**Listing:**
▬▬▬▬▬▬▬▬▬▬

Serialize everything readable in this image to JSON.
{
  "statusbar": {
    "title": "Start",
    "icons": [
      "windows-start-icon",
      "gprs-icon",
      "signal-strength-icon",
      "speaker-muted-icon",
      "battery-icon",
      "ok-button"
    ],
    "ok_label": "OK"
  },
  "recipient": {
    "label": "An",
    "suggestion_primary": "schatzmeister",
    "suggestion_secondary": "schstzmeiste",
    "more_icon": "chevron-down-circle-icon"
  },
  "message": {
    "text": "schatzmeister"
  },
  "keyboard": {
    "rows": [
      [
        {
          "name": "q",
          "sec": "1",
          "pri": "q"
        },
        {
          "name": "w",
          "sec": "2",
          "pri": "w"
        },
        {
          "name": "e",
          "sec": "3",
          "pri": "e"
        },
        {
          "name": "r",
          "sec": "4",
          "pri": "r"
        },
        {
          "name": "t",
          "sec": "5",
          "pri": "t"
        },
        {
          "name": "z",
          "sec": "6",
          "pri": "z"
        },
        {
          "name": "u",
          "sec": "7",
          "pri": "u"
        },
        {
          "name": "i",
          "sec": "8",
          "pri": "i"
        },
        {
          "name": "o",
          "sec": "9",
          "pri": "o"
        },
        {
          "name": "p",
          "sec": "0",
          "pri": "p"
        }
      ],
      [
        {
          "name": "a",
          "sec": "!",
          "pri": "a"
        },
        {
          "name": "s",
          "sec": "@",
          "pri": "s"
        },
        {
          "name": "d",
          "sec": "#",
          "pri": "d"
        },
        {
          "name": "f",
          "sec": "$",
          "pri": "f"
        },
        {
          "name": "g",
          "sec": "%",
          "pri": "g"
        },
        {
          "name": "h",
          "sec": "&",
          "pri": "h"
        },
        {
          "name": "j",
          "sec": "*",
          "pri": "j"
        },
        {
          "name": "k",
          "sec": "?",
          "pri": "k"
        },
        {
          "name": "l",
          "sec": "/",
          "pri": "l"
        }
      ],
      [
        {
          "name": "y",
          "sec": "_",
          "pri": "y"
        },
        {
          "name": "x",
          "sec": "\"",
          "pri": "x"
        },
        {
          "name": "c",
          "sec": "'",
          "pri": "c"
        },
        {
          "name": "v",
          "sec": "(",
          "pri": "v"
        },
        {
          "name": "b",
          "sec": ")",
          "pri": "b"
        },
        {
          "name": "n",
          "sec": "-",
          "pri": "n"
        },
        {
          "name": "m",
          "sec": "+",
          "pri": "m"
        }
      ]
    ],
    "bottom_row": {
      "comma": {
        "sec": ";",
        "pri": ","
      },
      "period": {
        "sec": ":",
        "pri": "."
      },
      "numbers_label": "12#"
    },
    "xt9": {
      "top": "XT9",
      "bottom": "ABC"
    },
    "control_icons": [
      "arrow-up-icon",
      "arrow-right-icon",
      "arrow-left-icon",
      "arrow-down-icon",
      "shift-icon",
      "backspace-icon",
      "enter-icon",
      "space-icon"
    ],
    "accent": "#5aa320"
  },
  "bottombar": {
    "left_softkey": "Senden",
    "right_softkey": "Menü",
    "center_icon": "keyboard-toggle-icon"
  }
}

▬▬▬▬▬▬▬▬▬▬

**Your instructions:** Show the lines of the material that contain the word "down".

**Worked solution:**
    "more_icon": "chevron-down-circle-icon"
      "arrow-down-icon",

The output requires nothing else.